What is being asked
Set down the full listing exactly as given. Any pictures are to be left out.

+++ Dataset entries

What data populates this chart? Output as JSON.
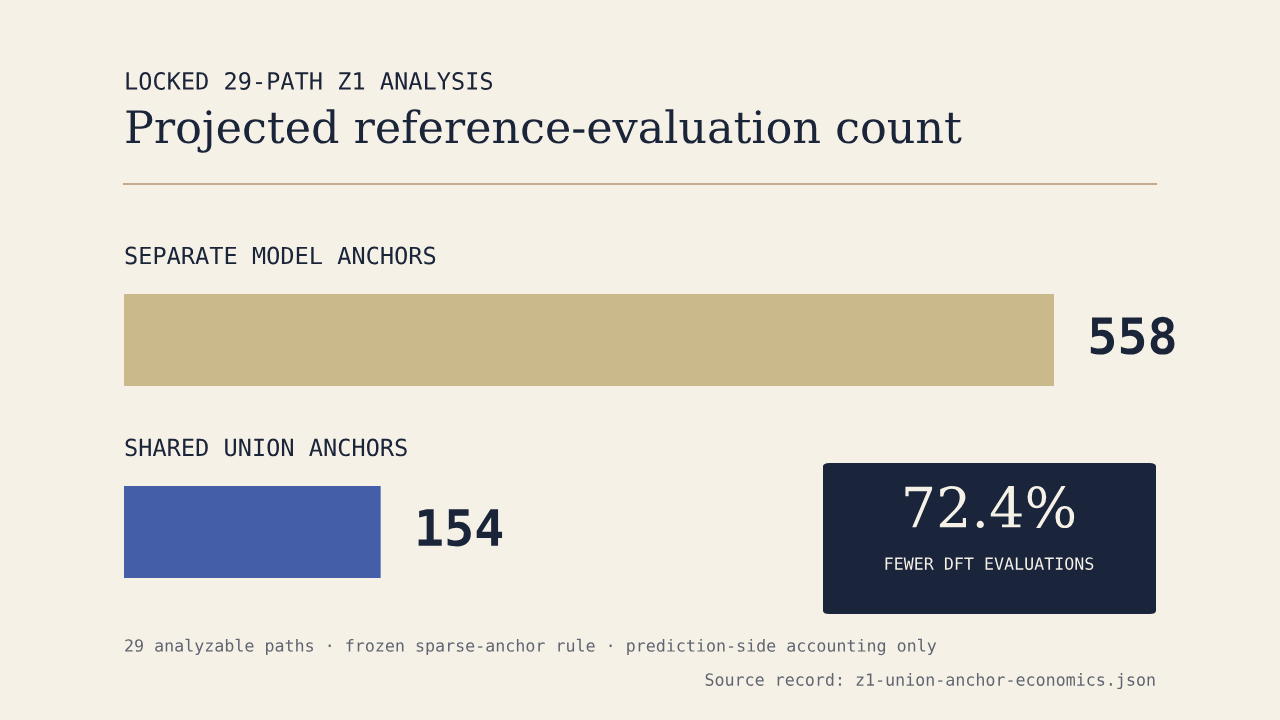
{
  "chart_data": {
    "type": "bar",
    "orientation": "horizontal",
    "subtitle": "LOCKED 29-PATH Z1 ANALYSIS",
    "title": "Projected reference-evaluation count",
    "categories": [
      "SEPARATE MODEL ANCHORS",
      "SHARED UNION ANCHORS"
    ],
    "values": [
      558,
      154
    ],
    "colors": [
      "#c9b98b",
      "#445ea8"
    ],
    "data_labels": true,
    "annotations": [
      "72.4%",
      "FEWER DFT EVALUATIONS",
      "29 analyzable paths · frozen sparse-anchor rule · prediction-side accounting only",
      "Source record: z1-union-anchor-economics.json"
    ]
  }
}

++++++

Answer
What data populates this chart? Output as JSON.
{
  "chart_data": {
    "type": "bar",
    "orientation": "horizontal",
    "subtitle": "LOCKED 29-PATH Z1 ANALYSIS",
    "title": "Projected reference-evaluation count",
    "categories": [
      "SEPARATE MODEL ANCHORS",
      "SHARED UNION ANCHORS"
    ],
    "values": [
      558,
      154
    ],
    "colors": [
      "#c9b98b",
      "#445ea8"
    ],
    "data_labels": true,
    "annotations": [
      "72.4%",
      "FEWER DFT EVALUATIONS",
      "29 analyzable paths · frozen sparse-anchor rule · prediction-side accounting only",
      "Source record: z1-union-anchor-economics.json"
    ]
  }
}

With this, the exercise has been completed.